**TASK DETAILS**
Pick out each line of the records in which the word "whatsoever" appears.
= = = = =
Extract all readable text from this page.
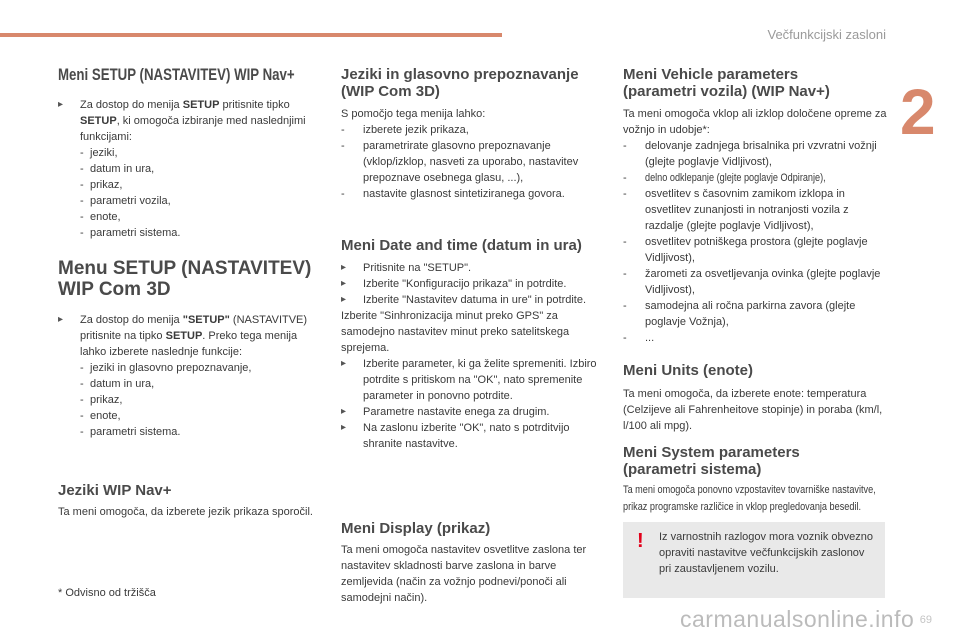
Večfunkcijski zasloni
2
Meni SETUP (NASTAVITEV) WIP Nav+
▸ Za dostop do menija SETUP pritisnite tipko SETUP, ki omogoča izbiranje med naslednjimi funkcijami:
- jeziki,
- datum in ura,
- prikaz,
- parametri vozila,
- enote,
- parametri sistema.
Menu SETUP (NASTAVITEV)
WIP Com 3D
▸ Za dostop do menija "SETUP" (NASTAVITVE) pritisnite na tipko SETUP. Preko tega menija lahko izberete naslednje funkcije:
- jeziki in glasovno prepoznavanje,
- datum in ura,
- prikaz,
- enote,
- parametri sistema.
Jeziki WIP Nav+

Ta meni omogoča, da izberete jezik prikaza sporočil.

* Odvisno od tržišča
Jeziki in glasovno prepoznavanje
(WIP Com 3D)

S pomočjo tega menija lahko:

- izberete jezik prikaza,
- parametrirate glasovno prepoznavanje (vklop/izklop, nasveti za uporabo, nastavitev prepoznave osebnega glasu, ...),
- nastavite glasnost sintetiziranega govora.
Meni Date and time (datum in ura)
▸ Pritisnite na "SETUP".
▸ Izberite "Konfiguracijo prikaza" in potrdite.
▸ Izberite "Nastavitev datuma in ure" in potrdite.

Izberite "Sinhronizacija minut preko GPS" za samodejno nastavitev minut preko satelitskega sprejema.

▸ Izberite parameter, ki ga želite spremeniti. Izbiro potrdite s pritiskom na "OK", nato spremenite parameter in ponovno potrdite.
▸ Parametre nastavite enega za drugim.
▸ Na zaslonu izberite "OK", nato s potrditvijo shranite nastavitve.
Meni Display (prikaz)

Ta meni omogoča nastavitev osvetlitve zaslona ter nastavitev skladnosti barve zaslona in barve zemljevida (način za vožnjo podnevi/ponoči ali samodejni način).

Meni Vehicle parameters
(parametri vozila) (WIP Nav+)

Ta meni omogoča vklop ali izklop določene opreme za vožnjo in udobje*:

- delovanje zadnjega brisalnika pri vzvratni vožnji (glejte poglavje Vidljivost),
- delno odklepanje (glejte poglavje Odpiranje),
- osvetlitev s časovnim zamikom izklopa in osvetlitev zunanjosti in notranjosti vozila z razdalje (glejte poglavje Vidljivost),
- osvetlitev potniškega prostora (glejte poglavje Vidljivost),
- žarometi za osvetljevanja ovinka (glejte poglavje Vidljivost),
- samodejna ali ročna parkirna zavora (glejte poglavje Vožnja),
- ...
Meni Units (enote)

Ta meni omogoča, da izberete enote: temperatura (Celzijeve ali Fahrenheitove stopinje) in poraba (km/l, l/100 ali mpg).

Meni System parameters
(parametri sistema)
Ta meni omogoča ponovno vzpostavitev tovarniške nastavitve,
prikaz programske različice in vklop pregledovanja besedil.
! Iz varnostnih razlogov mora voznik obvezno opraviti nastavitve večfunkcijskih zaslonov pri zaustavljenem vozilu.
carmanualsonline.info 69
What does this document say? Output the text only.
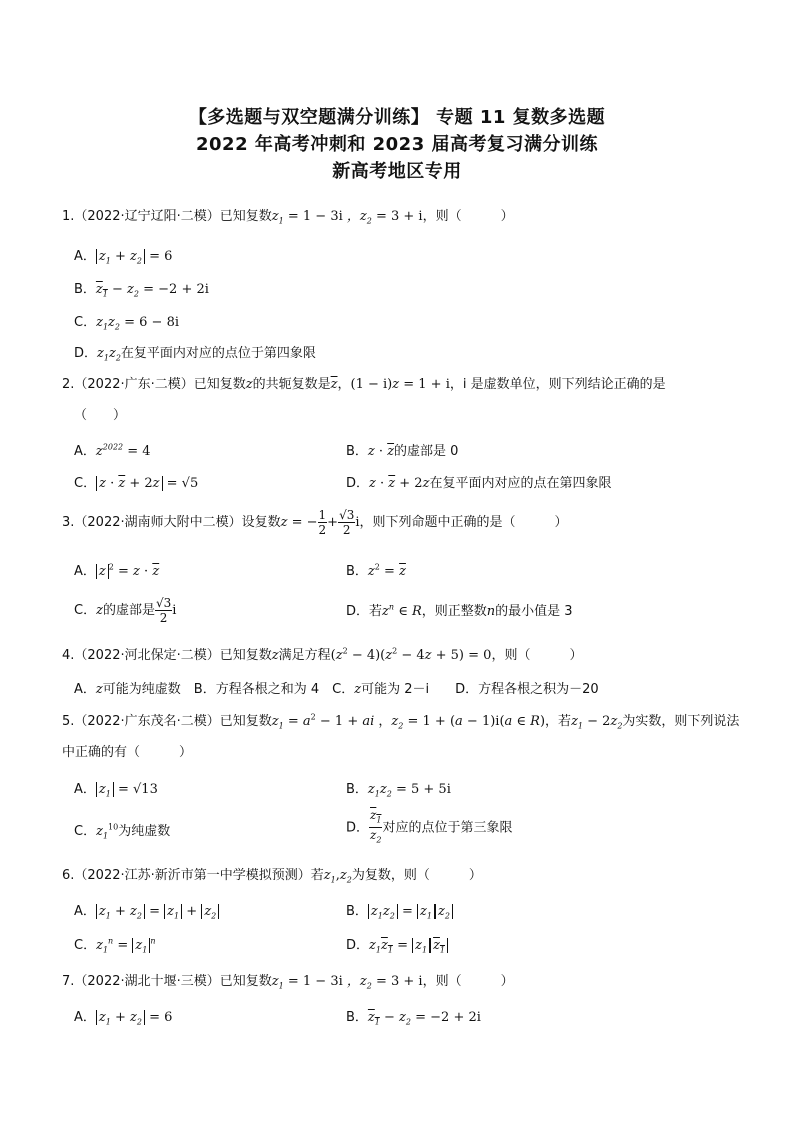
【多选题与双空题满分训练】 专题 11 复数多选题
2022 年高考冲刺和 2023 届高考复习满分训练
新高考地区专用
1.（2022·辽宁辽阳·二模）已知复数$z_1 = 1 - 3i$ ，$z_2 = 3 + i$，则（　　　）
A． $z_1 + z_2 = 6$
B．$z_1 - z_2 = -2 + 2i$
C．$z_1z_2 = 6 - 8i$
D．$z_1z_2$在复平面内对应的点位于第四象限
2.（2022·广东·二模）已知复数z的共轭复数是$\overline{z}$，(1 − i)z = 1 + i，i 是虚数单位，则下列结论正确的是
（　　）
A．$z^{2022} = 4$	B．$z \cdot \overline{z}$的虚部是 0
C． $z \cdot \overline{z} + 2z = √5$	D．$z \cdot \overline{z} + 2z$在复平面内对应的点在第四象限
3.（2022·湖南师大附中二模）设复数z = − $\frac{1}{2} + \frac{√3}{2}$ i，则下列命题中正确的是（　　　）
A． z $^2 = z \cdot \overline{z}$	B．$z^2 = \overline{z}$
C．z的虚部是 $\frac{√3}{2}$ i	D．若$z^n$ ∈ R，则正整数n的最小值是 3
4.（2022·河北保定·二模）已知复数z满足方程$(z^2 - 4)(z^2 - 4z + 5) = 0$，则（　　　）
A．z可能为纯虚数　 B．方程各根之和为 4　C．z可能为 2－i　　 D．方程各根之积为－20
5.（2022·广东茂名·二模）已知复数$z_1 = a^2 - 1$ + ai ，$z_2 = 1 + (a - 1)i(a$ ∈ R)，若$z_1 - 2z_2$为实数，则下列说法
中正确的有（　　　）
A． $z_1 = √13$	B．$z_1z_2 = 5 + 5i$
C．$z_1^{10}$为纯虚数	D． $\frac{z_1}{z_2}$ 对应的点位于第三象限
6.（2022·江苏·新沂市第一中学模拟预测）若$z_1,z_2$为复数，则（　　　）
A． $z_1 + z_2 = z_1 + z_2$	B． $z_1z_2 = z_1$ $z_2$
C．$z_1^n = z_1^n$	D．$z_1z_1 = z_1$ $z_1$
7.（2022·湖北十堰·三模）已知复数$z_1 = 1 - 3i$ ，$z_2 = 3 + i$，则（　　　）
A． $z_1 + z_2 = 6$	B．$z_1 - z_2 = -2 + 2i$
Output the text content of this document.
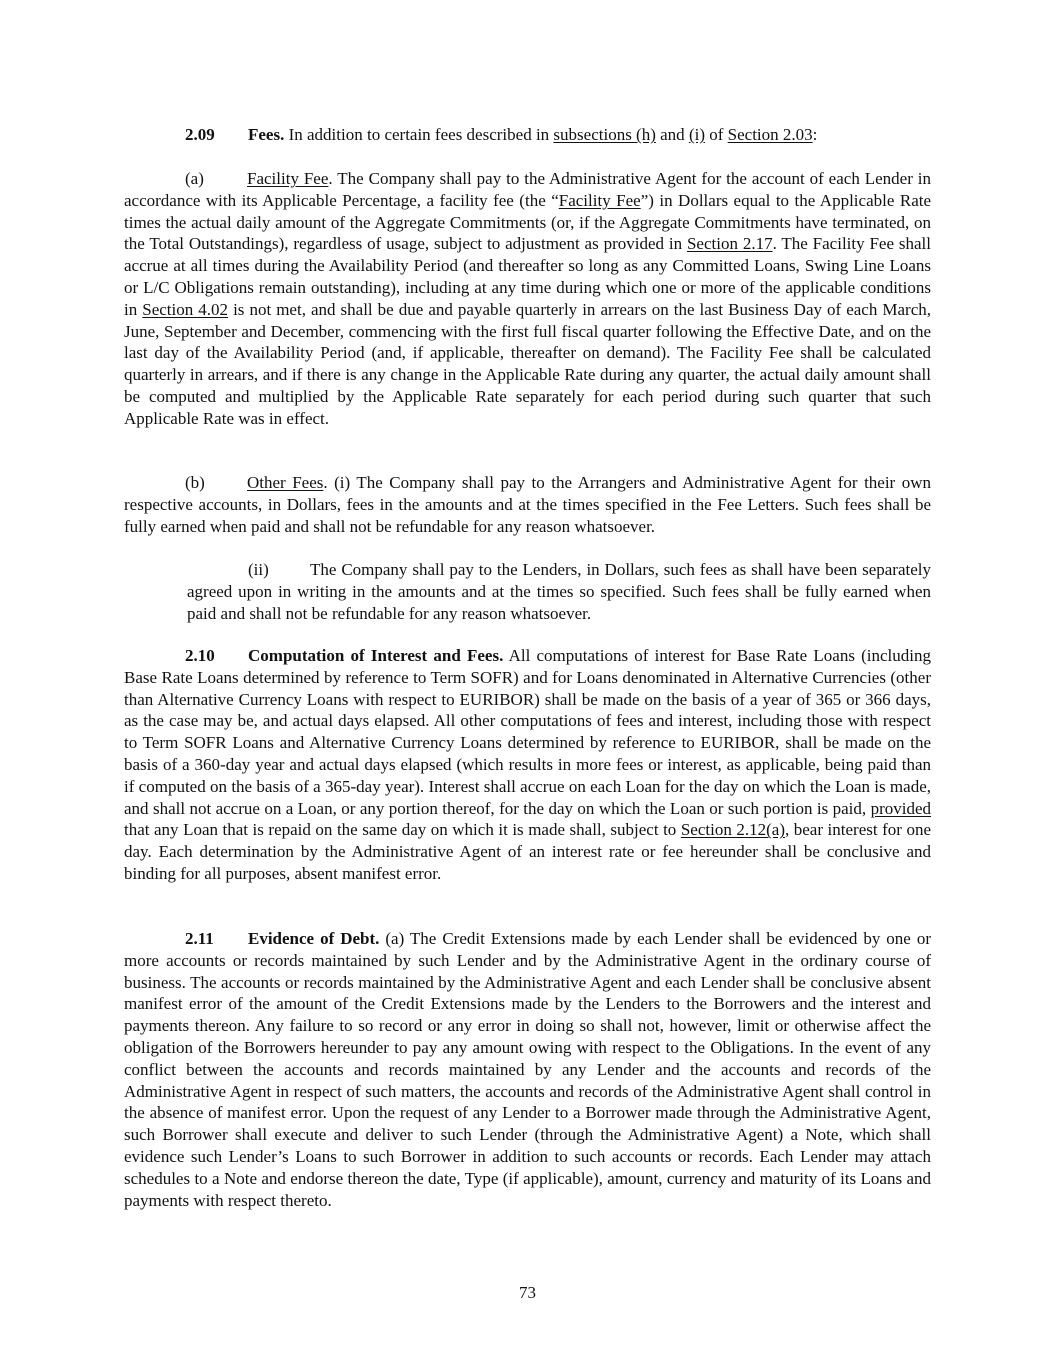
2.09 Fees. In addition to certain fees described in subsections (h) and (i) of Section 2.03:

(a)	Facility Fee. The Company shall pay to the Administrative Agent for the account of each Lender in accordance with its Applicable Percentage, a facility fee (the “Facility Fee”) in Dollars equal to the Applicable Rate times the actual daily amount of the Aggregate Commitments (or, if the Aggregate Commitments have terminated, on the Total Outstandings), regardless of usage, subject to adjustment as provided in Section 2.17. The Facility Fee shall accrue at all times during the Availability Period (and thereafter so long as any Committed Loans, Swing Line Loans or L/C Obligations remain outstanding), including at any time during which one or more of the applicable conditions in Section 4.02 is not met, and shall be due and payable quarterly in arrears on the last Business Day of each March, June, September and December, commencing with the first full fiscal quarter following the Effective Date, and on the last day of the Availability Period (and, if applicable, thereafter on demand). The Facility Fee shall be calculated quarterly in arrears, and if there is any change in the Applicable Rate during any quarter, the actual daily amount shall be computed and multiplied by the Applicable Rate separately for each period during such quarter that such Applicable Rate was in effect.

(b) Other Fees. (i) The Company shall pay to the Arrangers and Administrative Agent for their own respective accounts, in Dollars, fees in the amounts and at the times specified in the Fee Letters. Such fees shall be fully earned when paid and shall not be refundable for any reason whatsoever.

(ii) The Company shall pay to the Lenders, in Dollars, such fees as shall have been separately agreed upon in writing in the amounts and at the times so specified. Such fees shall be fully earned when paid and shall not be refundable for any reason whatsoever.

2.10 Computation of Interest and Fees. All computations of interest for Base Rate Loans (including Base Rate Loans determined by reference to Term SOFR) and for Loans denominated in Alternative Currencies (other than Alternative Currency Loans with respect to EURIBOR) shall be made on the basis of a year of 365 or 366 days, as the case may be, and actual days elapsed. All other computations of fees and interest, including those with respect to Term SOFR Loans and Alternative Currency Loans determined by reference to EURIBOR, shall be made on the basis of a 360-day year and actual days elapsed (which results in more fees or interest, as applicable, being paid than if computed on the basis of a 365-day year). Interest shall accrue on each Loan for the day on which the Loan is made, and shall not accrue on a Loan, or any portion thereof, for the day on which the Loan or such portion is paid, provided that any Loan that is repaid on the same day on which it is made shall, subject to Section 2.12(a), bear interest for one day. Each determination by the Administrative Agent of an interest rate or fee hereunder shall be conclusive and binding for all purposes, absent manifest error.

2.11 Evidence of Debt. (a) The Credit Extensions made by each Lender shall be evidenced by one or more accounts or records maintained by such Lender and by the Administrative Agent in the ordinary course of business. The accounts or records maintained by the Administrative Agent and each Lender shall be conclusive absent manifest error of the amount of the Credit Extensions made by the Lenders to the Borrowers and the interest and payments thereon. Any failure to so record or any error in doing so shall not, however, limit or otherwise affect the obligation of the Borrowers hereunder to pay any amount owing with respect to the Obligations. In the event of any conflict between the accounts and records maintained by any Lender and the accounts and records of the Administrative Agent in respect of such matters, the accounts and records of the Administrative Agent shall control in the absence of manifest error. Upon the request of any Lender to a Borrower made through the Administrative Agent, such Borrower shall execute and deliver to such Lender (through the Administrative Agent) a Note, which shall evidence such Lender’s Loans to such Borrower in addition to such accounts or records. Each Lender may attach schedules to a Note and endorse thereon the date, Type (if applicable), amount, currency and maturity of its Loans and payments with respect thereto.

73
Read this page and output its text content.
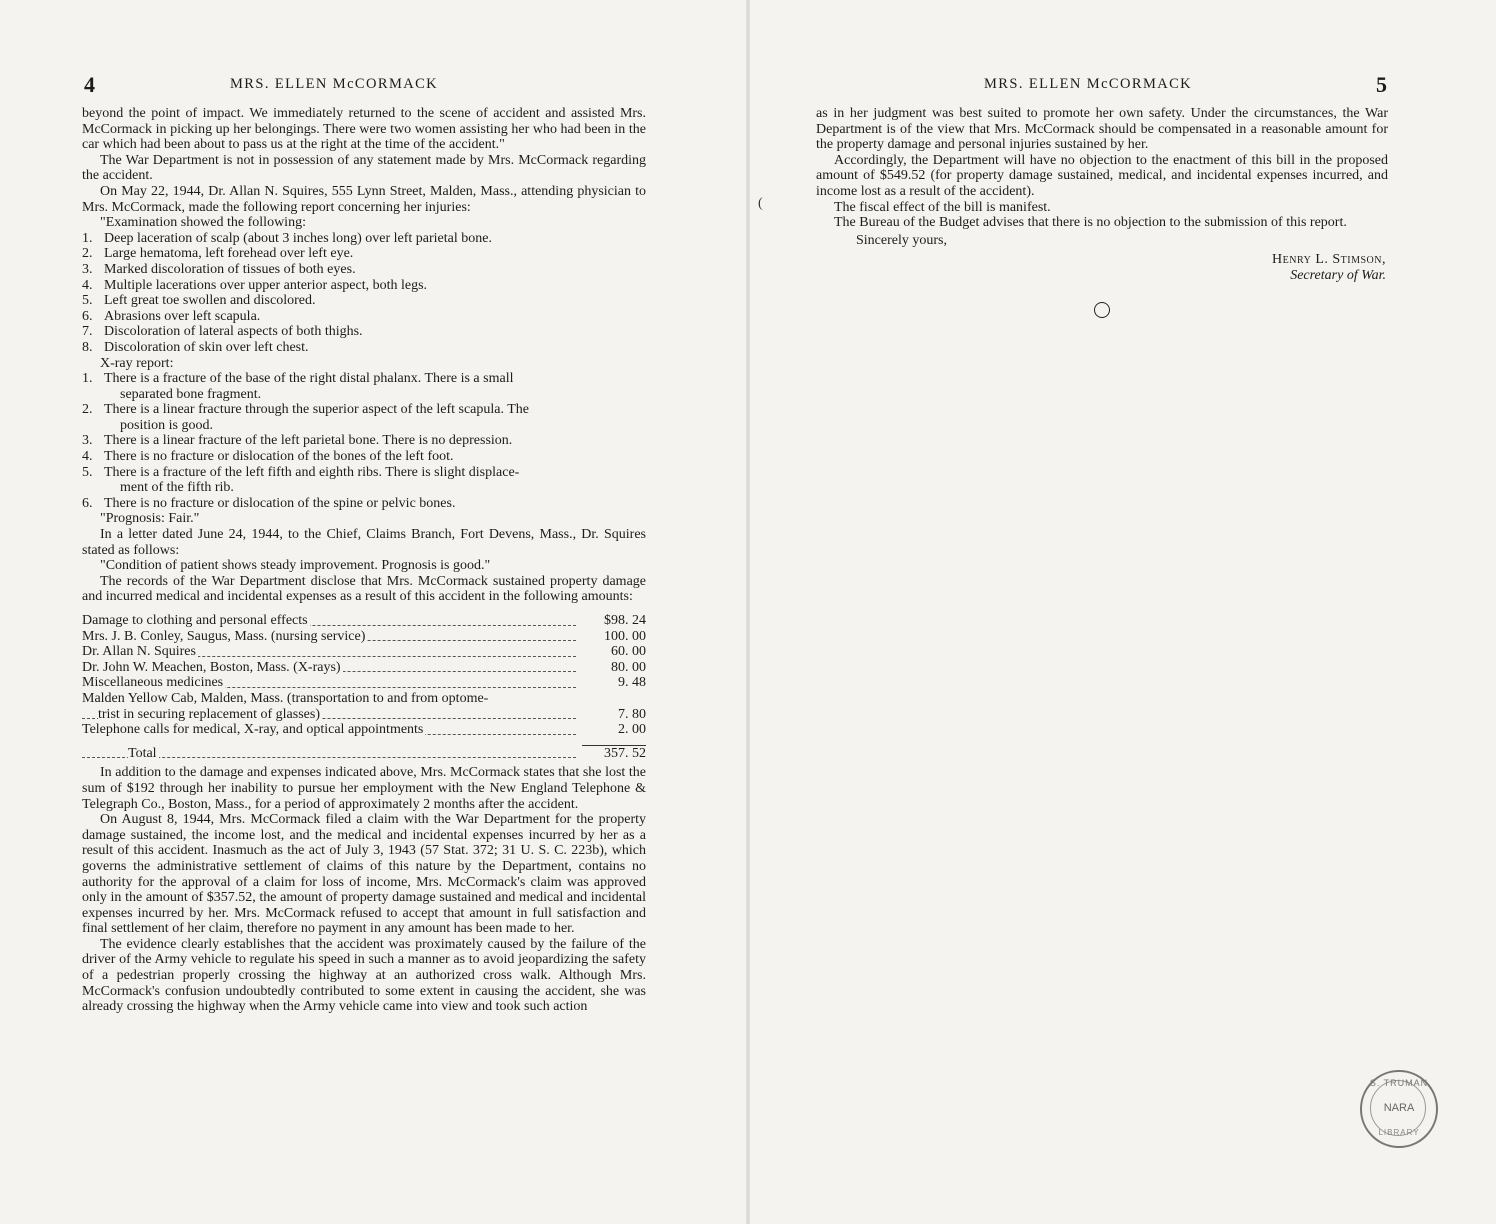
4	MRS. ELLEN McCORMACK

beyond the point of impact. We immediately returned to the scene of accident and assisted Mrs. McCormack in picking up her belongings. There were two women assisting her who had been in the car which had been about to pass us at the right at the time of the accident."

The War Department is not in possession of any statement made by Mrs. McCormack regarding the accident.

On May 22, 1944, Dr. Allan N. Squires, 555 Lynn Street, Malden, Mass., attending physician to Mrs. McCormack, made the following report concerning her injuries:

"Examination showed the following:

1. Deep laceration of scalp (about 3 inches long) over left parietal bone.
2. Large hematoma, left forehead over left eye.
3. Marked discoloration of tissues of both eyes.
4. Multiple lacerations over upper anterior aspect, both legs.
5. Left great toe swollen and discolored.
6. Abrasions over left scapula.
7. Discoloration of lateral aspects of both thighs.
8. Discoloration of skin over left chest.

X-ray report:

1. There is a fracture of the base of the right distal phalanx. There is a small
separated bone fragment.
2. There is a linear fracture through the superior aspect of the left scapula. The
position is good.
3. There is a linear fracture of the left parietal bone. There is no depression.
4. There is no fracture or dislocation of the bones of the left foot.
5. There is a fracture of the left fifth and eighth ribs. There is slight displace-
ment of the fifth rib.
6. There is no fracture or dislocation of the spine or pelvic bones.

"Prognosis: Fair."

In a letter dated June 24, 1944, to the Chief, Claims Branch, Fort Devens, Mass., Dr. Squires stated as follows:

"Condition of patient shows steady improvement. Prognosis is good."

The records of the War Department disclose that Mrs. McCormack sustained property damage and incurred medical and incidental expenses as a result of this accident in the following amounts:

Damage to clothing and personal effects	$98. 24
Mrs. J. B. Conley, Saugus, Mass. (nursing service)	100. 00
Dr. Allan N. Squires	60. 00
Dr. John W. Meachen, Boston, Mass. (X-rays)	80. 00
Miscellaneous medicines	9. 48
Malden Yellow Cab, Malden, Mass. (transportation to and from optome-	
trist in securing replacement of glasses)	7. 80
Telephone calls for medical, X-ray, and optical appointments	2. 00

Total	357. 52

In addition to the damage and expenses indicated above, Mrs. McCormack states that she lost the sum of $192 through her inability to pursue her employment with the New England Telephone & Telegraph Co., Boston, Mass., for a period of approximately 2 months after the accident.

On August 8, 1944, Mrs. McCormack filed a claim with the War Department for the property damage sustained, the income lost, and the medical and incidental expenses incurred by her as a result of this accident. Inasmuch as the act of July 3, 1943 (57 Stat. 372; 31 U. S. C. 223b), which governs the administrative settlement of claims of this nature by the Department, contains no authority for the approval of a claim for loss of income, Mrs. McCormack's claim was approved only in the amount of $357.52, the amount of property damage sustained and medical and incidental expenses incurred by her. Mrs. McCormack refused to accept that amount in full satisfaction and final settlement of her claim, therefore no payment in any amount has been made to her.

The evidence clearly establishes that the accident was proximately caused by the failure of the driver of the Army vehicle to regulate his speed in such a manner as to avoid jeopardizing the safety of a pedestrian properly crossing the highway at an authorized cross walk. Although Mrs. McCormack's confusion undoubtedly contributed to some extent in causing the accident, she was already crossing the highway when the Army vehicle came into view and took such action

MRS. ELLEN McCORMACK	5

as in her judgment was best suited to promote her own safety. Under the circumstances, the War Department is of the view that Mrs. McCormack should be compensated in a reasonable amount for the property damage and personal injuries sustained by her.

Accordingly, the Department will have no objection to the enactment of this bill in the proposed amount of $549.52 (for property damage sustained, medical, and incidental expenses incurred, and income lost as a result of the accident).

The fiscal effect of the bill is manifest.

The Bureau of the Budget advises that there is no objection to the submission of this report.

Sincerely yours,

Henry L. Stimson,
Secretary of War.
(
S. TRUMAN
NARA
LIBRARY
= = = = =
**TASK OUTPUT**
(b) Other Fees. (i) The Company shall pay to the Arrangers and Administrative Agent for their own respective accounts, in Dollars, fees in the amounts and at the times specified in the Fee Letters. Such fees shall be fully earned when paid and shall not be refundable for any reason whatsoever.
(ii) The Company shall pay to the Lenders, in Dollars, such fees as shall have been separately agreed upon in writing in the amounts and at the times so specified. Such fees shall be fully earned when paid and shall not be refundable for any reason whatsoever.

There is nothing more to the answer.